Challenges:
1 - Reproduce the passage of the Florida construction bills article that starts at "H.B. 599 preempts" and ends at "Keith Perry, R-Gainesville.".
2 - Write the next part of the article on Florida's construction bills, continuing after its last sentence.

--- Start of Selected extract ---

Nathan Hale | Law360 | June 15, 2017
Construction companies applauded Florida Gov. Rick Scott’s signing Thursday of two bills that they say will open competition for state-funded projects and give builders more say and certainty on when a statutory window of liability for completed projects begins to run.
H.B. 599 preempts local laws and mandates on projects in which more than half of the funding comes from state appropriations, while H.B. 377 creates a definition of “completion of the contract,” which gives builders some say along with project owners on when the statute of repose is triggered.
The Associated Builders and Contractors, which describes itself as the largest commercial construction association in Florida, said in a statement Thursday that it been pushing for five years for the steps taken in H.B. 599, which was sponsored by Rep. Jayer Williamson, R-Pace, and in the Senate by Sen. Keith Perry, R-Gainesville.

--- End of Selected extract ---
--- Start of Supplied material ---

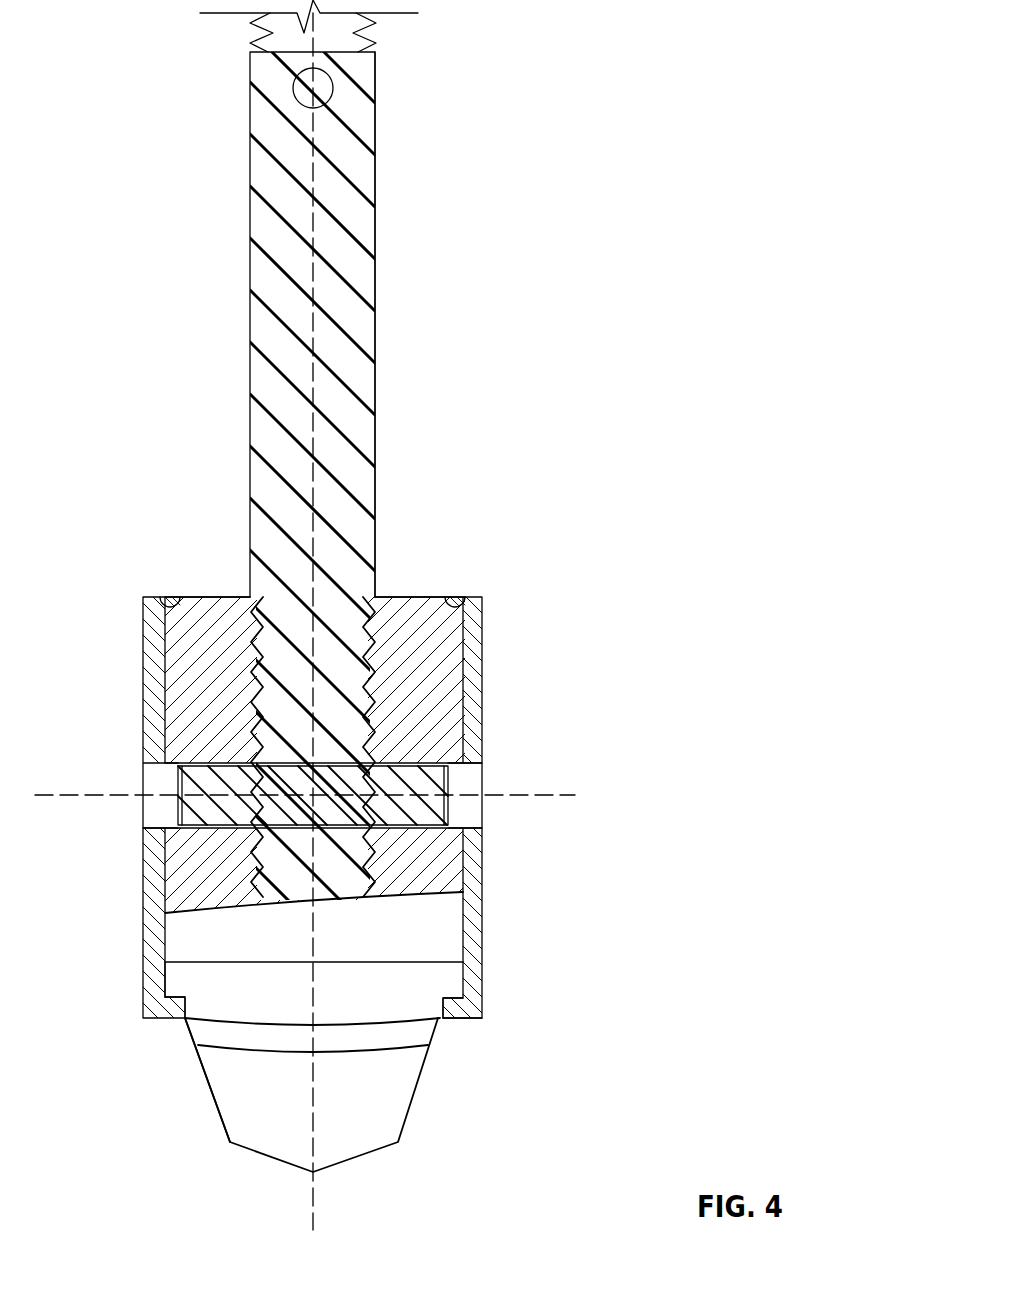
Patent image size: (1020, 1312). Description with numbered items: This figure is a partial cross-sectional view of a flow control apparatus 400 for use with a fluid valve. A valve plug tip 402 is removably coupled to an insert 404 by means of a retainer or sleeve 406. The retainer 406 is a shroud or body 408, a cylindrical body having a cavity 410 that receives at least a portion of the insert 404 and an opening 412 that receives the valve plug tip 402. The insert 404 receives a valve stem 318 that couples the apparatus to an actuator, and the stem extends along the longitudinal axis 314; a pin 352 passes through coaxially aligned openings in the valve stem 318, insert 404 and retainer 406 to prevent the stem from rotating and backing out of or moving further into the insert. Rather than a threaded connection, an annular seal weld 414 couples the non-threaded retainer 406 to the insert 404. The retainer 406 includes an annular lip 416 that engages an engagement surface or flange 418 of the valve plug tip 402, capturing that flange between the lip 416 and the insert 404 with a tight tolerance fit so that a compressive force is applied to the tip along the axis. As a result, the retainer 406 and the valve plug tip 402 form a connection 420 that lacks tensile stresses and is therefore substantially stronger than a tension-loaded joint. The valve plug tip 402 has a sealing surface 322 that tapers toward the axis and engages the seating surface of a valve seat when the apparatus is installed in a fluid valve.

The flow control apparatus 400 is at (650, 76).
The axis 314 is at (313, 230).
The valve stem 318 is at (375, 380).
The seal weld 414 is at (458, 597).
The insert 404 is at (450, 670).
The pin 352 is at (440, 770).
The shroud or body 408 is at (475, 876).
The cavity 410 is at (463, 948).
The retainer or sleeve 406 is at (485, 940).
The opening 412 is at (185, 1003).
The engagement surface or flange 418 is at (178, 977).
The lip 416 is at (450, 1010).
The connection 420 is at (512, 1005).
The valve plug tip 402 is at (398, 1108).
The sealing surface 322 is at (215, 1100).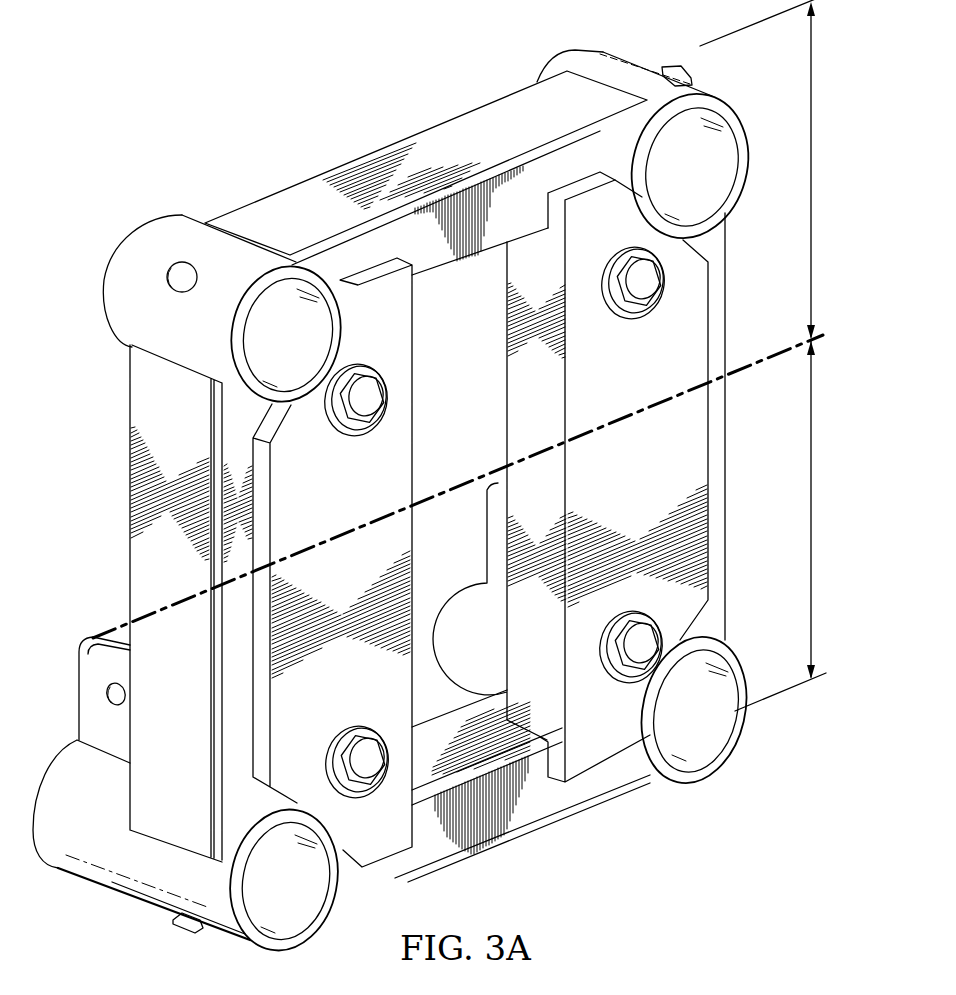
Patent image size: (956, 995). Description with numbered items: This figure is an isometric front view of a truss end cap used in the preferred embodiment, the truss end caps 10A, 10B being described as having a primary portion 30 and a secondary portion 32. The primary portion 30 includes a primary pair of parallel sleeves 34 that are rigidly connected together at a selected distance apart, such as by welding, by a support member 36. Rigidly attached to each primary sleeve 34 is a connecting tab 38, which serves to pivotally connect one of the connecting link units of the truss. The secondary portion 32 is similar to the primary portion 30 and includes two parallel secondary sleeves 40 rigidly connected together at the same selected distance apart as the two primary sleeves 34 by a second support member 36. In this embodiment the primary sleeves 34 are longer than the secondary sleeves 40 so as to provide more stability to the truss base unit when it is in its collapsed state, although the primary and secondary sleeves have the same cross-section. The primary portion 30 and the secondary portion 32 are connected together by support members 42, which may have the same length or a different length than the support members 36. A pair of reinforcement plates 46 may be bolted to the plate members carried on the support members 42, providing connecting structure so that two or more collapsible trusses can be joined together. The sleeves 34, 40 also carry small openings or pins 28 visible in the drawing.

The truss end cap 10A is at (448, 494).
The truss end cap 10B is at (318, 113).
The pin hole / pin 28 is at (174, 266).
The primary portion 30 is at (811, 512).
The secondary portion 32 is at (813, 170).
The primary sleeve 34 is at (105, 881).
The support member 36 is at (437, 135).
The connecting tab 38 is at (91, 685).
The secondary sleeve 40 is at (143, 250).
The support member 42 is at (141, 569).
The reinforcement plate 46 is at (400, 345).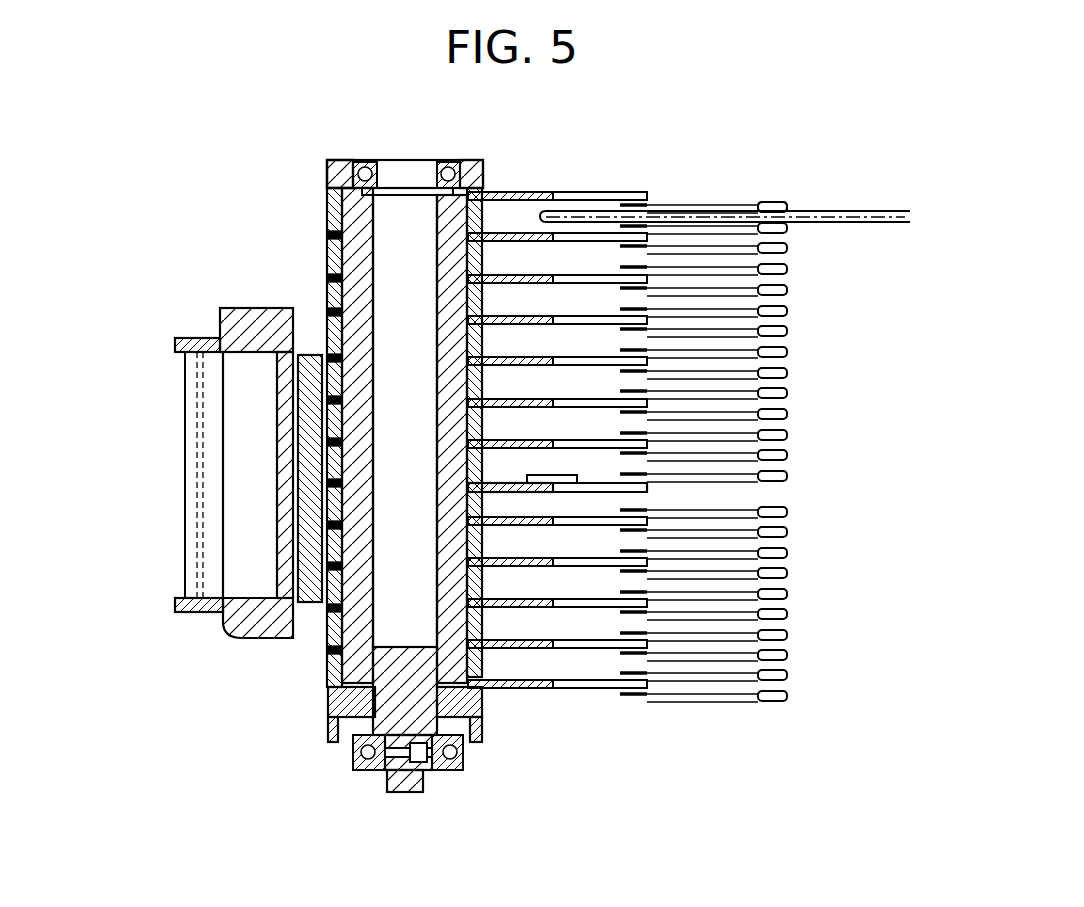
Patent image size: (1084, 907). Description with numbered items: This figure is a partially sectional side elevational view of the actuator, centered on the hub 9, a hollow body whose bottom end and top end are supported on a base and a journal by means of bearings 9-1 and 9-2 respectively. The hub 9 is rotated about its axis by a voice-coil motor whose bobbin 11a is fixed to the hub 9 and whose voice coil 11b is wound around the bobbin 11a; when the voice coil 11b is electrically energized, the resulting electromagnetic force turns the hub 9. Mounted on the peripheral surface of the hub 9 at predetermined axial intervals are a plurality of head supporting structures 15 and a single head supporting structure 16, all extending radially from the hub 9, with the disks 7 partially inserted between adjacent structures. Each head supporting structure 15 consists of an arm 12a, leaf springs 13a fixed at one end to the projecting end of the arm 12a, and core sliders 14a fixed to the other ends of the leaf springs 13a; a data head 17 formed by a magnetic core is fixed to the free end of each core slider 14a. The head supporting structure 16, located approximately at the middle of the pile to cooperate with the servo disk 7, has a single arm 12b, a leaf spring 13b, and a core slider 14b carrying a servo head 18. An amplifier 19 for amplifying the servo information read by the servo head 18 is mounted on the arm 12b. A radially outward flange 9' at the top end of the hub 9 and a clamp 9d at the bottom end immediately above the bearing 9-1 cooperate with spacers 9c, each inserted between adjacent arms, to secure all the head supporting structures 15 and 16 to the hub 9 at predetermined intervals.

The disk 7 is at (853, 216).
The hub 9 is at (382, 465).
The flange 9' is at (335, 144).
The spacer 9c is at (330, 242).
The clamp 9d is at (338, 705).
The bearing 9-1 is at (352, 760).
The bearing 9-2 is at (437, 167).
The bobbin 11a is at (312, 362).
The voice coil 11b is at (193, 334).
The arm 12a is at (527, 190).
The arm 12b is at (788, 516).
The leaf spring 13a is at (738, 200).
The leaf spring 13b is at (783, 463).
The core slider 14a is at (766, 201).
The core slider 14b is at (790, 474).
The head supporting structure 15 is at (596, 268).
The head supporting structure 16 is at (622, 468).
The data head 17 is at (783, 208).
The servo head 18 is at (650, 487).
The amplifier 19 is at (558, 485).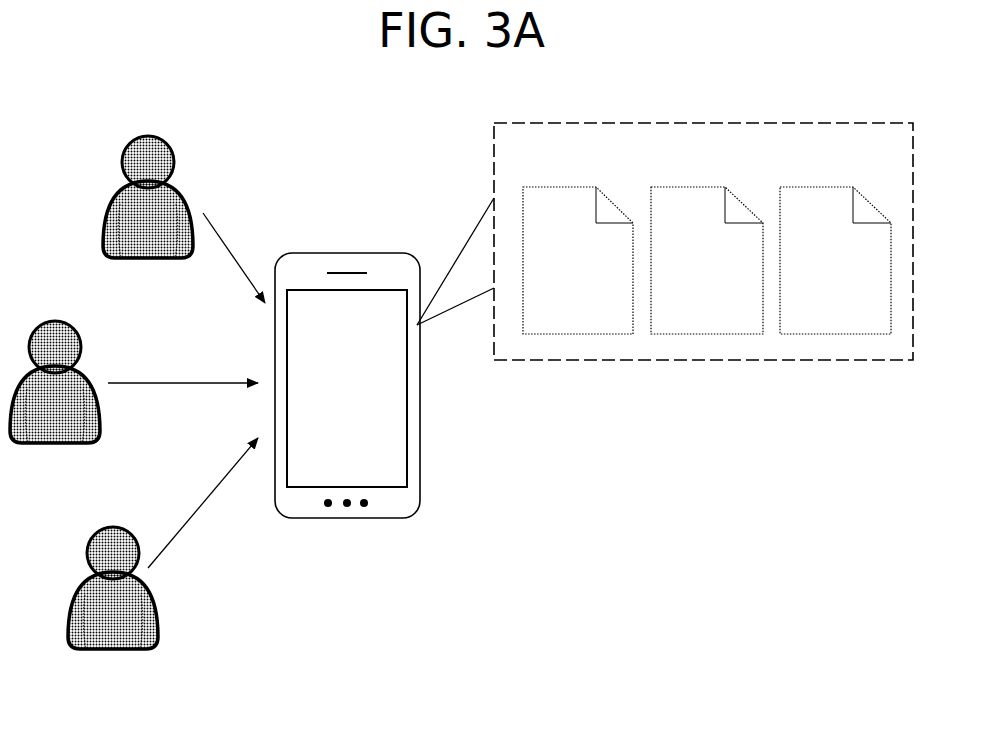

--- End of Supplied material ---

Set of answers:
1 -
H.B. 599 preempts local laws and mandates on projects in which more than half of the funding comes from state appropriations, while H.B. 377 creates a definition of “completion of the contract,” which gives builders some say along with project owners on when the statute of repose is triggered.
The Associated Builders and Contractors, which describes itself as the largest commercial construction association in Florida, said in a statement Thursday that it been pushing for five years for the steps taken in H.B. 599, which was sponsored by Rep. Jayer Williamson, R-Pace, and in the Senate by Sen. Keith Perry, R-Gainesville.

2 -
State law requires state contracts for construction services projected to exceed $200,000 to be awarded competitively, with a threshold of $300,000 for counties, municipalities, special districts and other political subdivisions, according to legislative documents.
Local laws such as the city of Miami’s Responsible Bidder and Wage Rate ordinances have allowed municipal governments to put pre-bid mandates on contractors regarding whom they must hire, where they must train, what job fairs they have to hold and what benefits they have to offer to bid on projects, according to the ABC, which said these myriad requirements would push projects out of reach for small businesses by driving up costs.
“If taxpayers are paying for a project, the government certainly has a role to play in the bidding and selection process,” Peter Dyga, president and CEO of ABC’s East Coast Chapter, said in a statement. “But it shouldn’t limit competition or shut out qualified, licensed contractors, subs or tradesmen.”
Rep. Williamson suggested the local laws had motives beyond ensuring minimum wages and benefits for workers.
“Weeding through bidders before they even get a chance to bid so that you can award the project to groups you want is nothing other than Good Old Boy Politics,” he said in a statement distributed by the ABC. “I didn’t vote for them as a county commissioner, and I won’t as a member of the Florida House.”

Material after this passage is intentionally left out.